## STATED GOAL
Comb through the entries for "nAbdomen" and pull out each line that holds it.

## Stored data

......

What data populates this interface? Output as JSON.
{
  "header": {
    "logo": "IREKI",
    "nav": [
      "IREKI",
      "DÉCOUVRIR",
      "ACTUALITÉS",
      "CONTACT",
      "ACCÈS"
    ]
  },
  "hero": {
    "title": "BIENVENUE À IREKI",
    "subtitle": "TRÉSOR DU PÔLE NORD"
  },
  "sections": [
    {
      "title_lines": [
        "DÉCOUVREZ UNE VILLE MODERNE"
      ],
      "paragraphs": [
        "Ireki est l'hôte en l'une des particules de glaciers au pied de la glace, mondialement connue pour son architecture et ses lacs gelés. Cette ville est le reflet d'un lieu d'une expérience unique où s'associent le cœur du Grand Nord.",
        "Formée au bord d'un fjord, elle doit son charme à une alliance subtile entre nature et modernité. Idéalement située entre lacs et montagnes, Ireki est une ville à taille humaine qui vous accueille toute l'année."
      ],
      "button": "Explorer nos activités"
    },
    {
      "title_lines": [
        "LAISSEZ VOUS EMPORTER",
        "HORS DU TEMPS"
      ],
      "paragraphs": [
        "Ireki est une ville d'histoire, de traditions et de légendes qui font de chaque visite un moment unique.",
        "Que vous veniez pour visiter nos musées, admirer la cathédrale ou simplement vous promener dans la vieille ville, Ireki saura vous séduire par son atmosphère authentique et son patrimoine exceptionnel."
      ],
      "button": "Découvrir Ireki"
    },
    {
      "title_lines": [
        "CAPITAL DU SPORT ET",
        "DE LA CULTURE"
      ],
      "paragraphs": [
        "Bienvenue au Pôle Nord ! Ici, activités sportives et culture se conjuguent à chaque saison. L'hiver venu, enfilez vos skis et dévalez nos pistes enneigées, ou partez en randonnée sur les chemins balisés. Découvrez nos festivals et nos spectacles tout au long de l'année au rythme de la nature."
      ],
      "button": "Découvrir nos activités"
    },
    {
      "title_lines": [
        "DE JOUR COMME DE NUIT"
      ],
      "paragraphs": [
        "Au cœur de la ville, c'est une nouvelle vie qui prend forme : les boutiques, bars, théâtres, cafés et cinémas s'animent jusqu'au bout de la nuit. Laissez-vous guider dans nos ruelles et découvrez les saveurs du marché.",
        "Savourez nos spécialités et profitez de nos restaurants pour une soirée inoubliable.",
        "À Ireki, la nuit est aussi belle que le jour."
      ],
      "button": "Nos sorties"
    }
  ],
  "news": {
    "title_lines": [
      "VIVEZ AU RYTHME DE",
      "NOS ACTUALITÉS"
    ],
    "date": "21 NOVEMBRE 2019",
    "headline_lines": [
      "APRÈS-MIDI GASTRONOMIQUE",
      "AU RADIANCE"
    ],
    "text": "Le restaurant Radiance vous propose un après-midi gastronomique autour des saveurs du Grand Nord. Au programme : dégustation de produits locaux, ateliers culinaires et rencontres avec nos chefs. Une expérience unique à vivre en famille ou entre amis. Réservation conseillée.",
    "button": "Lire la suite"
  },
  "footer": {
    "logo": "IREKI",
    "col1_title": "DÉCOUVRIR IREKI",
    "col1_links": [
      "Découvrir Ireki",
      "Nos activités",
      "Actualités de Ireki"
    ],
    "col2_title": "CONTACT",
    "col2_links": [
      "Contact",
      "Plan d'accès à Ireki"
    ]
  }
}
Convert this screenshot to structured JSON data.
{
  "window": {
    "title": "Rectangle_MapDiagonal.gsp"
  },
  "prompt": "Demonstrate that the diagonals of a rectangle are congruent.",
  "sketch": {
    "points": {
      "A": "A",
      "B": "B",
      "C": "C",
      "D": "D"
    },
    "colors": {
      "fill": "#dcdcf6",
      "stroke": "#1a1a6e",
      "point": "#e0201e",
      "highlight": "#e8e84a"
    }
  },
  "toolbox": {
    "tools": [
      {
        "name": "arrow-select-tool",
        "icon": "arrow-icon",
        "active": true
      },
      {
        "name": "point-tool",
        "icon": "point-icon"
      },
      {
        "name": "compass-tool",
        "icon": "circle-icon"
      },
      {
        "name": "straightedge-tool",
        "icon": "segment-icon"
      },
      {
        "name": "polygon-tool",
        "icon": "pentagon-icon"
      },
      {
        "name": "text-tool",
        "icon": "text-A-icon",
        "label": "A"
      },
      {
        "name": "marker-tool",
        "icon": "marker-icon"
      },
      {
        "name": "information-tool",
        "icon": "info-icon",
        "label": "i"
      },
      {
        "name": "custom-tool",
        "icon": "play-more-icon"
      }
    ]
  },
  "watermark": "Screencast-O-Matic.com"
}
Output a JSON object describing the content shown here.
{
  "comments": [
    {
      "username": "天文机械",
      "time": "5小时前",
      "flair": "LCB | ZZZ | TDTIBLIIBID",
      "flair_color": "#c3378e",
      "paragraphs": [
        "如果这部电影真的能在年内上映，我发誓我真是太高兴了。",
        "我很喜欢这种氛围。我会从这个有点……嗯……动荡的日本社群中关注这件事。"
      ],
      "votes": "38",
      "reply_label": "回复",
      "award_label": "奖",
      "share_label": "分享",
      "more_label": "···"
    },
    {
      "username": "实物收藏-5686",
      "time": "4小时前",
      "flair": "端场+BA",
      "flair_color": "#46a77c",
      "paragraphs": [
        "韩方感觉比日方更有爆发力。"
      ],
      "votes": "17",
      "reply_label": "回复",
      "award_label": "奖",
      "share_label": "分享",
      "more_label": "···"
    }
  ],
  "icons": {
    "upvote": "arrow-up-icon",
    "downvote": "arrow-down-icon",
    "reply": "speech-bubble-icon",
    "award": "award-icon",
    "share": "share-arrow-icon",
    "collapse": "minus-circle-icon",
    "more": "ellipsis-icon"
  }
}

......

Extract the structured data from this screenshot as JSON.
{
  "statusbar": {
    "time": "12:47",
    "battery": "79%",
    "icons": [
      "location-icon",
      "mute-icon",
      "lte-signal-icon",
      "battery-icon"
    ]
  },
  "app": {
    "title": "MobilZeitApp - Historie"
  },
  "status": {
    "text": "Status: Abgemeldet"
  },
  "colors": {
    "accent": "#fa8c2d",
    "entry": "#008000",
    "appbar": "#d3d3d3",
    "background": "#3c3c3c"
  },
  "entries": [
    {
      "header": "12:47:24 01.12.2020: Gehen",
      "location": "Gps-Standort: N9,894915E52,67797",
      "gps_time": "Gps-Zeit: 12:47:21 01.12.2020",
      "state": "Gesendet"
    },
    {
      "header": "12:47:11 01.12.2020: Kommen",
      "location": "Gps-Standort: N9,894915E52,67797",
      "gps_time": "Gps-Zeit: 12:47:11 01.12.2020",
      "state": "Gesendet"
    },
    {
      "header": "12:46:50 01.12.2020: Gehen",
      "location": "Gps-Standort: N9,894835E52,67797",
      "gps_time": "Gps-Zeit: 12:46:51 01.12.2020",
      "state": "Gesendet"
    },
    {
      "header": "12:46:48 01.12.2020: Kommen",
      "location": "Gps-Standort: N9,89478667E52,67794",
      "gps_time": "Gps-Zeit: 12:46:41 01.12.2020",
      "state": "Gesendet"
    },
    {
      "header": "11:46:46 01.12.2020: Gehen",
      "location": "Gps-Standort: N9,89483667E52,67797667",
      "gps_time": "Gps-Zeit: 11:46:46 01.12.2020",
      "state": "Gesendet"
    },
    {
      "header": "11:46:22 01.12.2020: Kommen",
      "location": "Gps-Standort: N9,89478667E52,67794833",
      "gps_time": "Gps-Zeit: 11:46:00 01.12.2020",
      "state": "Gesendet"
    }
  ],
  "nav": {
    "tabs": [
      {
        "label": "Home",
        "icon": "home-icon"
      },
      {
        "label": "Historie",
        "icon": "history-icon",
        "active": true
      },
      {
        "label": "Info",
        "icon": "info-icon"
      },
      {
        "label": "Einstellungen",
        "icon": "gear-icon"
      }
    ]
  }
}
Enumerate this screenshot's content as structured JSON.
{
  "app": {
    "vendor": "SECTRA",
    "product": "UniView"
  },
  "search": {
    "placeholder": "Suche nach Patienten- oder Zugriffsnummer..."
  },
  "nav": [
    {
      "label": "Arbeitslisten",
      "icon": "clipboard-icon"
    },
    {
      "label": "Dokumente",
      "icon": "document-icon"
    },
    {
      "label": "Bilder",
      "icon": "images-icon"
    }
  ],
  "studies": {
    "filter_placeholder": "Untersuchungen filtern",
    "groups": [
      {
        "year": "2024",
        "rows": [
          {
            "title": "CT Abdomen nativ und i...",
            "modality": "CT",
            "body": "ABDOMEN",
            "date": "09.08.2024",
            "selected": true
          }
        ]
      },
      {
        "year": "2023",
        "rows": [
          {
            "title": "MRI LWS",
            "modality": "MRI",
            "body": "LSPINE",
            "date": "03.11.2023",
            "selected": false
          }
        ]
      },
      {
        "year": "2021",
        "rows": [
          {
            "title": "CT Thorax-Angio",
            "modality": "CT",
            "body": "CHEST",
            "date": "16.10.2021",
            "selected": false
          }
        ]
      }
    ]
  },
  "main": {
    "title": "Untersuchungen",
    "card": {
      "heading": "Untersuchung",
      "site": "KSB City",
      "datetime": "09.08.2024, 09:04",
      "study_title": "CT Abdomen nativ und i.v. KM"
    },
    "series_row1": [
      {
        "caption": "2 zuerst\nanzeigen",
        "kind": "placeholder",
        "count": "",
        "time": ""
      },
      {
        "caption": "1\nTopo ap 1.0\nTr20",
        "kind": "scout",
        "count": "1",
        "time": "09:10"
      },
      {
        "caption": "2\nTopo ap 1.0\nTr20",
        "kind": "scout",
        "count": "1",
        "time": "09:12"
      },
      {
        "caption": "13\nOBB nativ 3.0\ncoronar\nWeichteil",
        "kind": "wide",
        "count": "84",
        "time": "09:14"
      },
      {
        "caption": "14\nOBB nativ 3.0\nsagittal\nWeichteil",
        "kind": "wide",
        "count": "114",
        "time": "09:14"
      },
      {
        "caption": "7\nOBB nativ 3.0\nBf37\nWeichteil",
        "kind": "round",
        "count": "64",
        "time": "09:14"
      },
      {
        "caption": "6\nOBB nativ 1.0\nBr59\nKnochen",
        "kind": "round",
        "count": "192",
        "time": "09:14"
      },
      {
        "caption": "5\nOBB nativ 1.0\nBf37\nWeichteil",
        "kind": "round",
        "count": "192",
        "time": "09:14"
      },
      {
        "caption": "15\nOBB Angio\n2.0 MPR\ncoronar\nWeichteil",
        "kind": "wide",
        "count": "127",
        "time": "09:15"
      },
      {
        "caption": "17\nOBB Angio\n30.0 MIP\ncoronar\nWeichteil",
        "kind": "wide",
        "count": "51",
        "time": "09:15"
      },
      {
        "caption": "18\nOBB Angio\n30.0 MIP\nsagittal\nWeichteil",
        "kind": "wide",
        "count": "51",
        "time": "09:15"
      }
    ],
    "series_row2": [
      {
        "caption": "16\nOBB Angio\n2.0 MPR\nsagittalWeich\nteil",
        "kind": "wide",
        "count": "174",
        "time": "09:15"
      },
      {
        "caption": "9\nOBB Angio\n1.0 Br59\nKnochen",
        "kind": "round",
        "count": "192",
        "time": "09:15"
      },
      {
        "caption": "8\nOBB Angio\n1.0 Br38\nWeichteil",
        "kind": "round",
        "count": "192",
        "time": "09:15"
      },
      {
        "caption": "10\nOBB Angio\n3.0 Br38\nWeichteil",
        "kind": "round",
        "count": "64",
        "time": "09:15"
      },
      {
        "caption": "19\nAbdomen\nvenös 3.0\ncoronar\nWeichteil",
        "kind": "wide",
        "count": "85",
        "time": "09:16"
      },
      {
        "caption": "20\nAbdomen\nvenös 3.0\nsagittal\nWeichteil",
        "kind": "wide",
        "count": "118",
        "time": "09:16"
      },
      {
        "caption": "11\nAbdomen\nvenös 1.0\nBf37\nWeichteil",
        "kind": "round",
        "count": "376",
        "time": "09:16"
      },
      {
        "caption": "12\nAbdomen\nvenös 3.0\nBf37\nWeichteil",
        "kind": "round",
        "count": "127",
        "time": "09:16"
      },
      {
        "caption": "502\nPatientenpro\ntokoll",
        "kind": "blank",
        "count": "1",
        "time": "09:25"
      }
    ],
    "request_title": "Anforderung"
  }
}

......

## SOLUTION FOR THIS TASK
        "caption": "19\nAbdomen\nvenös 3.0\ncoronar\nWeichteil",
        "caption": "20\nAbdomen\nvenös 3.0\nsagittal\nWeichteil",
        "caption": "11\nAbdomen\nvenös 1.0\nBf37\nWeichteil",
        "caption": "12\nAbdomen\nvenös 3.0\nBf37\nWeichteil",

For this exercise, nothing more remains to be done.